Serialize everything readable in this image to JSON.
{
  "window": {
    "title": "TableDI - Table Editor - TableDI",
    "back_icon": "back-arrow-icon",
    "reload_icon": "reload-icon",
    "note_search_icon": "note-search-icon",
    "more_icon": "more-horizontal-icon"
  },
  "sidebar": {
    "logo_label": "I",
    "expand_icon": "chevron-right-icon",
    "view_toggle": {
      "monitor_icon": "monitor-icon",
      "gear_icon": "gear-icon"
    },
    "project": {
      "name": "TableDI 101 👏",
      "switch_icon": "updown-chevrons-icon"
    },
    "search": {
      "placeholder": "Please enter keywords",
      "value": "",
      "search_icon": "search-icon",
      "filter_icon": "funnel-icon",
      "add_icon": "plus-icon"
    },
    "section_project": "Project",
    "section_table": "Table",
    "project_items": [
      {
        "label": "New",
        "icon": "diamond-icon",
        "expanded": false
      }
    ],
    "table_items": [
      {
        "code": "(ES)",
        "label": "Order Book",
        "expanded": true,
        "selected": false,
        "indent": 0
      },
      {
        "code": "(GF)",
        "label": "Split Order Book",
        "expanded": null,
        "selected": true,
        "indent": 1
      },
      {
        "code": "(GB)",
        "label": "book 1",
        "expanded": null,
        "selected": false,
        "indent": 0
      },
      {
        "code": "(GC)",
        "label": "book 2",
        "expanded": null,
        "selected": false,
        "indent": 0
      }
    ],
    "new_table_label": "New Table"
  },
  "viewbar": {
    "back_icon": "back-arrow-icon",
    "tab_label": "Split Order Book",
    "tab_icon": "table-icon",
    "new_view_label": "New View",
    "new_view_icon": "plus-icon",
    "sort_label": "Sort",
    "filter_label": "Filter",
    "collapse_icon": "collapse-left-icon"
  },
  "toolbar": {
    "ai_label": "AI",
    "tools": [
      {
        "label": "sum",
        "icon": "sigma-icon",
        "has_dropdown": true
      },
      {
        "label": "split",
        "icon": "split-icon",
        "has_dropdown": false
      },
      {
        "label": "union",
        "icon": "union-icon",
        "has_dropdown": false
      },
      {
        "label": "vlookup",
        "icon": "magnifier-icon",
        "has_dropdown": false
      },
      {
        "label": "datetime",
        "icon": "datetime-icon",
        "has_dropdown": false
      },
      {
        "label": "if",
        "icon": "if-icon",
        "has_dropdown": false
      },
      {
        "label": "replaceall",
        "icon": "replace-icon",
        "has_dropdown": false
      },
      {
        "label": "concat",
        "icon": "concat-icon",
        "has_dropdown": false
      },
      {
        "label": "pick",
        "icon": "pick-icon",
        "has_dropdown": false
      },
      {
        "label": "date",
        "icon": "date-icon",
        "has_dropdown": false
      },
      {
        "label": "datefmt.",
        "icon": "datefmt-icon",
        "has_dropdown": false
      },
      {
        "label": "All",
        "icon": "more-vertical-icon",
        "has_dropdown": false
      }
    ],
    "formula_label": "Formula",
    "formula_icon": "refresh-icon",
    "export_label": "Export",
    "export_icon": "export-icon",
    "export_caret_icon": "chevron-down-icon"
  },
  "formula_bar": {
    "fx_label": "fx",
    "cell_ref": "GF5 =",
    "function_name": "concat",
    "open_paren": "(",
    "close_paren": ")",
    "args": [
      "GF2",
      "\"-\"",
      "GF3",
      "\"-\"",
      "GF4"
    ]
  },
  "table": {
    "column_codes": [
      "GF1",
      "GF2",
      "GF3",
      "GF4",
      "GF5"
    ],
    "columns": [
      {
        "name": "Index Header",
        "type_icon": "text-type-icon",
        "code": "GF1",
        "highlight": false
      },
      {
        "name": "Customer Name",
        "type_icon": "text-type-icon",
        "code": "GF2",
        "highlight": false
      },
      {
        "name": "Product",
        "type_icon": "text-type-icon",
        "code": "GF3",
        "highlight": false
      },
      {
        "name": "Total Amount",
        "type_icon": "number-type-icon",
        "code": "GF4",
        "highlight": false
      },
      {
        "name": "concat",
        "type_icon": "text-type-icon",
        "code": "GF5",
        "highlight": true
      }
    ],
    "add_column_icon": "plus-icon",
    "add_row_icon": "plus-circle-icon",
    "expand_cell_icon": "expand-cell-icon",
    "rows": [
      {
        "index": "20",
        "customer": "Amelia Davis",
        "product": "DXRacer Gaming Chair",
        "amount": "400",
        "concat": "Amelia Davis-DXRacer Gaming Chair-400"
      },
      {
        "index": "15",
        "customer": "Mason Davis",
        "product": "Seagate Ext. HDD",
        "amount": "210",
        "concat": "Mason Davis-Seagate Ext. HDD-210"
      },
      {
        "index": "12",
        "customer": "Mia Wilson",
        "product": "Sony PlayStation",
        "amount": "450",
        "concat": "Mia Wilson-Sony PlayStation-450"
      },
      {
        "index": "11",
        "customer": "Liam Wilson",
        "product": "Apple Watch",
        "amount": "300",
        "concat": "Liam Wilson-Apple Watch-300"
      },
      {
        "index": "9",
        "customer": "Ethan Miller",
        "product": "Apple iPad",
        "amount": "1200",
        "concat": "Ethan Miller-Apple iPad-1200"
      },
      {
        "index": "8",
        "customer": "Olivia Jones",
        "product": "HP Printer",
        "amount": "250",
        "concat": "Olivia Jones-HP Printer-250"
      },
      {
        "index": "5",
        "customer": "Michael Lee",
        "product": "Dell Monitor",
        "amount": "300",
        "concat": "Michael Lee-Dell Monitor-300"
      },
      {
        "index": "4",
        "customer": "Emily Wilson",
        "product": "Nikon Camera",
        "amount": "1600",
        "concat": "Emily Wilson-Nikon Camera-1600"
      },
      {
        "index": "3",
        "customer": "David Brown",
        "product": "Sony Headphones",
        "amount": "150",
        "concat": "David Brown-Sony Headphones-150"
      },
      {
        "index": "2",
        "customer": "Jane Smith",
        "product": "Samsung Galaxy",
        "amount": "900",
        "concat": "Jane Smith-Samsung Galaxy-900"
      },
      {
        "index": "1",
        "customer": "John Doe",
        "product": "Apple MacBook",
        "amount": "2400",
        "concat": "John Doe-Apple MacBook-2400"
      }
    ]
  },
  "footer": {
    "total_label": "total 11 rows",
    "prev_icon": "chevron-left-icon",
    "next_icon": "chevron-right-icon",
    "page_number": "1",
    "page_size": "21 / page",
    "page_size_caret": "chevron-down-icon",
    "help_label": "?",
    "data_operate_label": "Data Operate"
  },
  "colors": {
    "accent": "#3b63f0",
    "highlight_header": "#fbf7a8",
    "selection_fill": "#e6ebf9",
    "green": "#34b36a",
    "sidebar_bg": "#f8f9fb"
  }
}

§

**Problem to solve**.
Give an exact repetition of all the material.

**Reply**.
Serialize everything readable in this image to JSON.
{
  "window": {
    "title": "TableDI - Table Editor - TableDI",
    "back_icon": "back-arrow-icon",
    "reload_icon": "reload-icon",
    "note_search_icon": "note-search-icon",
    "more_icon": "more-horizontal-icon"
  },
  "sidebar": {
    "logo_label": "I",
    "expand_icon": "chevron-right-icon",
    "view_toggle": {
      "monitor_icon": "monitor-icon",
      "gear_icon": "gear-icon"
    },
    "project": {
      "name": "TableDI 101 👏",
      "switch_icon": "updown-chevrons-icon"
    },
    "search": {
      "placeholder": "Please enter keywords",
      "value": "",
      "search_icon": "search-icon",
      "filter_icon": "funnel-icon",
      "add_icon": "plus-icon"
    },
    "section_project": "Project",
    "section_table": "Table",
    "project_items": [
      {
        "label": "New",
        "icon": "diamond-icon",
        "expanded": false
      }
    ],
    "table_items": [
      {
        "code": "(ES)",
        "label": "Order Book",
        "expanded": true,
        "selected": false,
        "indent": 0
      },
      {
        "code": "(GF)",
        "label": "Split Order Book",
        "expanded": null,
        "selected": true,
        "indent": 1
      },
      {
        "code": "(GB)",
        "label": "book 1",
        "expanded": null,
        "selected": false,
        "indent": 0
      },
      {
        "code": "(GC)",
        "label": "book 2",
        "expanded": null,
        "selected": false,
        "indent": 0
      }
    ],
    "new_table_label": "New Table"
  },
  "viewbar": {
    "back_icon": "back-arrow-icon",
    "tab_label": "Split Order Book",
    "tab_icon": "table-icon",
    "new_view_label": "New View",
    "new_view_icon": "plus-icon",
    "sort_label": "Sort",
    "filter_label": "Filter",
    "collapse_icon": "collapse-left-icon"
  },
  "toolbar": {
    "ai_label": "AI",
    "tools": [
      {
        "label": "sum",
        "icon": "sigma-icon",
        "has_dropdown": true
      },
      {
        "label": "split",
        "icon": "split-icon",
        "has_dropdown": false
      },
      {
        "label": "union",
        "icon": "union-icon",
        "has_dropdown": false
      },
      {
        "label": "vlookup",
        "icon": "magnifier-icon",
        "has_dropdown": false
      },
      {
        "label": "datetime",
        "icon": "datetime-icon",
        "has_dropdown": false
      },
      {
        "label": "if",
        "icon": "if-icon",
        "has_dropdown": false
      },
      {
        "label": "replaceall",
        "icon": "replace-icon",
        "has_dropdown": false
      },
      {
        "label": "concat",
        "icon": "concat-icon",
        "has_dropdown": false
      },
      {
        "label": "pick",
        "icon": "pick-icon",
        "has_dropdown": false
      },
      {
        "label": "date",
        "icon": "date-icon",
        "has_dropdown": false
      },
      {
        "label": "datefmt.",
        "icon": "datefmt-icon",
        "has_dropdown": false
      },
      {
        "label": "All",
        "icon": "more-vertical-icon",
        "has_dropdown": false
      }
    ],
    "formula_label": "Formula",
    "formula_icon": "refresh-icon",
    "export_label": "Export",
    "export_icon": "export-icon",
    "export_caret_icon": "chevron-down-icon"
  },
  "formula_bar": {
    "fx_label": "fx",
    "cell_ref": "GF5 =",
    "function_name": "concat",
    "open_paren": "(",
    "close_paren": ")",
    "args": [
      "GF2",
      "\"-\"",
      "GF3",
      "\"-\"",
      "GF4"
    ]
  },
  "table": {
    "column_codes": [
      "GF1",
      "GF2",
      "GF3",
      "GF4",
      "GF5"
    ],
    "columns": [
      {
        "name": "Index Header",
        "type_icon": "text-type-icon",
        "code": "GF1",
        "highlight": false
      },
      {
        "name": "Customer Name",
        "type_icon": "text-type-icon",
        "code": "GF2",
        "highlight": false
      },
      {
        "name": "Product",
        "type_icon": "text-type-icon",
        "code": "GF3",
        "highlight": false
      },
      {
        "name": "Total Amount",
        "type_icon": "number-type-icon",
        "code": "GF4",
        "highlight": false
      },
      {
        "name": "concat",
        "type_icon": "text-type-icon",
        "code": "GF5",
        "highlight": true
      }
    ],
    "add_column_icon": "plus-icon",
    "add_row_icon": "plus-circle-icon",
    "expand_cell_icon": "expand-cell-icon",
    "rows": [
      {
        "index": "20",
        "customer": "Amelia Davis",
        "product": "DXRacer Gaming Chair",
        "amount": "400",
        "concat": "Amelia Davis-DXRacer Gaming Chair-400"
      },
      {
        "index": "15",
        "customer": "Mason Davis",
        "product": "Seagate Ext. HDD",
        "amount": "210",
        "concat": "Mason Davis-Seagate Ext. HDD-210"
      },
      {
        "index": "12",
        "customer": "Mia Wilson",
        "product": "Sony PlayStation",
        "amount": "450",
        "concat": "Mia Wilson-Sony PlayStation-450"
      },
      {
        "index": "11",
        "customer": "Liam Wilson",
        "product": "Apple Watch",
        "amount": "300",
        "concat": "Liam Wilson-Apple Watch-300"
      },
      {
        "index": "9",
        "customer": "Ethan Miller",
        "product": "Apple iPad",
        "amount": "1200",
        "concat": "Ethan Miller-Apple iPad-1200"
      },
      {
        "index": "8",
        "customer": "Olivia Jones",
        "product": "HP Printer",
        "amount": "250",
        "concat": "Olivia Jones-HP Printer-250"
      },
      {
        "index": "5",
        "customer": "Michael Lee",
        "product": "Dell Monitor",
        "amount": "300",
        "concat": "Michael Lee-Dell Monitor-300"
      },
      {
        "index": "4",
        "customer": "Emily Wilson",
        "product": "Nikon Camera",
        "amount": "1600",
        "concat": "Emily Wilson-Nikon Camera-1600"
      },
      {
        "index": "3",
        "customer": "David Brown",
        "product": "Sony Headphones",
        "amount": "150",
        "concat": "David Brown-Sony Headphones-150"
      },
      {
        "index": "2",
        "customer": "Jane Smith",
        "product": "Samsung Galaxy",
        "amount": "900",
        "concat": "Jane Smith-Samsung Galaxy-900"
      },
      {
        "index": "1",
        "customer": "John Doe",
        "product": "Apple MacBook",
        "amount": "2400",
        "concat": "John Doe-Apple MacBook-2400"
      }
    ]
  },
  "footer": {
    "total_label": "total 11 rows",
    "prev_icon": "chevron-left-icon",
    "next_icon": "chevron-right-icon",
    "page_number": "1",
    "page_size": "21 / page",
    "page_size_caret": "chevron-down-icon",
    "help_label": "?",
    "data_operate_label": "Data Operate"
  },
  "colors": {
    "accent": "#3b63f0",
    "highlight_header": "#fbf7a8",
    "selection_fill": "#e6ebf9",
    "green": "#34b36a",
    "sidebar_bg": "#f8f9fb"
  }
}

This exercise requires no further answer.